▸ REQUIRED TASK
Extract every line below that contains the word "надо".

▸ DATA SUPPLIED
▼▼▼
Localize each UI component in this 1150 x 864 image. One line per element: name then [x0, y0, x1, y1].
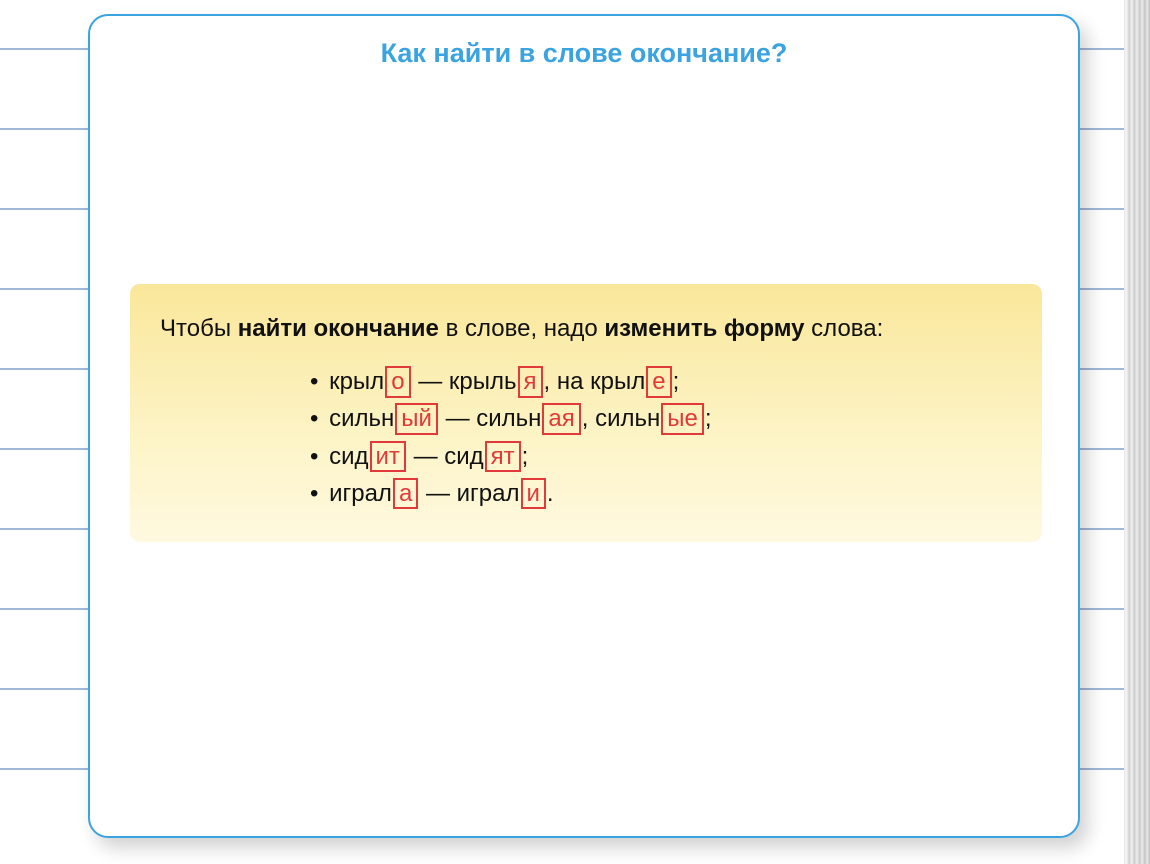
word-ending: ит — [370, 441, 406, 473]
example-line: • сидит — сидят; — [310, 438, 1012, 475]
word-stem: — играл — [419, 480, 519, 507]
bullet-icon: • — [310, 405, 325, 432]
word-stem: ; — [705, 405, 712, 432]
word-stem: сид — [329, 443, 368, 470]
rule-intro: Чтобы найти окончание в слове, надо изме… — [160, 310, 1012, 347]
bullet-icon: • — [310, 443, 325, 470]
intro-bold-2: изменить форму — [604, 315, 804, 342]
bullet-icon: • — [310, 368, 325, 395]
word-stem: сильн — [329, 405, 394, 432]
word-stem: , сильн — [582, 405, 661, 432]
bullet-icon: • — [310, 480, 325, 507]
word-stem: — сид — [407, 443, 484, 470]
word-ending: а — [393, 478, 418, 510]
word-stem: . — [547, 480, 554, 507]
word-ending: ые — [661, 403, 704, 435]
example-line: • сильный — сильная, сильные; — [310, 400, 1012, 437]
word-ending: и — [521, 478, 546, 510]
examples-list: • крыло — крылья, на крыле;• сильный — с… — [160, 363, 1012, 512]
word-ending: я — [518, 366, 543, 398]
intro-text: слова: — [805, 315, 884, 342]
card-title: Как найти в слове окончание? — [90, 38, 1078, 69]
rule-panel: Чтобы найти окончание в слове, надо изме… — [130, 284, 1042, 542]
word-stem: , на крыл — [544, 368, 646, 395]
example-line: • крыло — крылья, на крыле; — [310, 363, 1012, 400]
example-line: • играла — играли. — [310, 475, 1012, 512]
word-ending: ая — [542, 403, 580, 435]
intro-text: в слове, надо — [439, 315, 605, 342]
intro-bold-1: найти окончание — [238, 315, 439, 342]
intro-text: Чтобы — [160, 315, 238, 342]
word-stem: крыл — [329, 368, 384, 395]
word-ending: е — [646, 366, 671, 398]
word-stem: — крыль — [412, 368, 517, 395]
word-stem: ; — [673, 368, 680, 395]
lesson-card: Как найти в слове окончание? Чтобы найти… — [88, 14, 1080, 838]
word-ending: о — [385, 366, 410, 398]
word-stem: ; — [522, 443, 529, 470]
word-ending: ый — [395, 403, 438, 435]
word-stem: играл — [329, 480, 392, 507]
word-stem: — сильн — [439, 405, 542, 432]
word-ending: ят — [485, 441, 521, 473]
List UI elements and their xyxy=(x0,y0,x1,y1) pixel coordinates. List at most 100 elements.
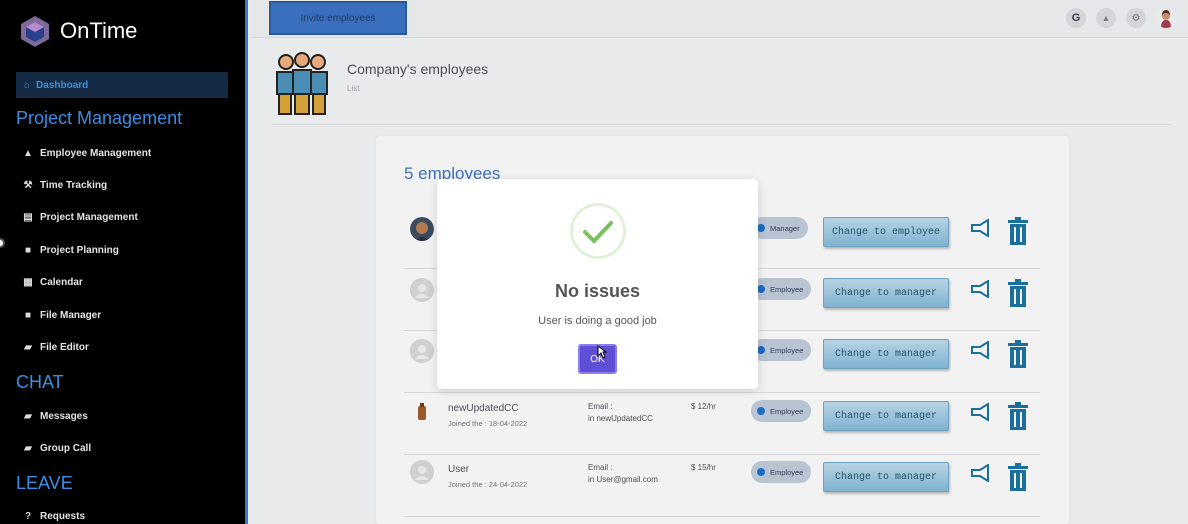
▲▲▲
▸ EXERCISE RESULT
rule-intro: Чтобы найти окончание в слове, надо изме… — [160, 310, 1012, 347]
rule-panel: Чтобы найти окончание в слове, надо изме… — [130, 284, 1042, 542]
intro-text: в слове, надо — [439, 315, 605, 342]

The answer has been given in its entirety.